Where a line below holds the string "name", copy that line.

__SUPPLIED RECORDS__
================================
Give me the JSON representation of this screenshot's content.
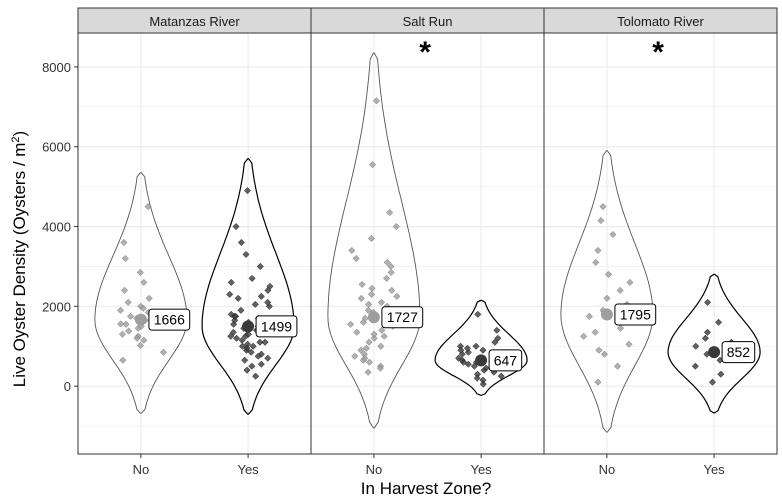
{
  "chart_data": {
    "type": "violin-jitter",
    "xlabel": "In Harvest Zone?",
    "ylabel_main": "Live Oyster Density (Oysters / m",
    "ylabel_sup": "2",
    "ylabel_close": ")",
    "yticks": [
      0,
      2000,
      4000,
      6000,
      8000
    ],
    "ylim": [
      -1700,
      8850
    ],
    "categories": [
      "No",
      "Yes"
    ],
    "colors": {
      "No": "#9e9e9e",
      "Yes": "#3a3a3a",
      "strip": "#d9d9d9",
      "grid": "#ebebeb"
    },
    "panels": [
      {
        "name": "Matanzas River",
        "groups": [
          {
            "cat": "No",
            "min": -680,
            "max": 5350,
            "median": 1666,
            "label": "1666",
            "significant": false,
            "points": [
              1020,
              1150,
              1300,
              1380,
              1450,
              1500,
              1560,
              1600,
              1650,
              1700,
              1750,
              1800,
              1850,
              1900,
              2000,
              2100,
              2200,
              2400,
              2600,
              2850,
              3200,
              3600,
              4500,
              850,
              650,
              1250,
              1700,
              1550,
              1200,
              1950
            ]
          },
          {
            "cat": "Yes",
            "min": -700,
            "max": 5700,
            "median": 1499,
            "label": "1499",
            "significant": false,
            "points": [
              250,
              400,
              550,
              700,
              800,
              900,
              950,
              1000,
              1050,
              1100,
              1150,
              1200,
              1250,
              1300,
              1350,
              1400,
              1450,
              1500,
              1550,
              1600,
              1650,
              1700,
              1750,
              1800,
              1900,
              2000,
              2100,
              2200,
              2300,
              2400,
              2500,
              2600,
              2700,
              3000,
              3300,
              3600,
              4000,
              4900,
              500,
              650,
              850,
              1100,
              1250,
              1550,
              1750,
              2050,
              2250,
              1400,
              1000,
              750
            ]
          }
        ]
      },
      {
        "name": "Salt Run",
        "groups": [
          {
            "cat": "No",
            "min": -1050,
            "max": 8350,
            "median": 1727,
            "label": "1727",
            "significant": true,
            "points": [
              350,
              500,
              650,
              750,
              900,
              1000,
              1100,
              1200,
              1300,
              1400,
              1500,
              1600,
              1700,
              1800,
              1900,
              2000,
              2100,
              2200,
              2300,
              2400,
              2550,
              2700,
              2850,
              3000,
              3200,
              3400,
              3700,
              4000,
              4350,
              5550,
              7150,
              450,
              800,
              1250,
              1650,
              2050,
              2450,
              1550,
              1350,
              950,
              600,
              2250,
              3100,
              1850,
              700
            ]
          },
          {
            "cat": "Yes",
            "min": -230,
            "max": 2150,
            "median": 647,
            "label": "647",
            "significant": false,
            "points": [
              50,
              150,
              250,
              350,
              400,
              450,
              500,
              550,
              600,
              650,
              700,
              750,
              800,
              850,
              900,
              950,
              1000,
              1100,
              1200,
              1400,
              1800,
              300,
              600,
              700,
              500,
              900,
              200,
              1000
            ]
          }
        ]
      },
      {
        "name": "Tolomato River",
        "groups": [
          {
            "cat": "No",
            "min": -1150,
            "max": 5900,
            "median": 1795,
            "label": "1795",
            "significant": true,
            "points": [
              100,
              500,
              800,
              1050,
              1250,
              1450,
              1600,
              1750,
              1900,
              2050,
              2200,
              2400,
              2600,
              2800,
              3100,
              3400,
              3800,
              4150,
              4500,
              1350,
              900
            ]
          },
          {
            "cat": "Yes",
            "min": -670,
            "max": 2800,
            "median": 852,
            "label": "852",
            "significant": false,
            "points": [
              100,
              300,
              500,
              650,
              800,
              900,
              1000,
              1100,
              1200,
              1350,
              1600,
              2100,
              700
            ]
          }
        ]
      }
    ]
  }
}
================================
__SOLUTION__
        "name": "Matanzas River",
        "name": "Salt Run",
        "name": "Tolomato River",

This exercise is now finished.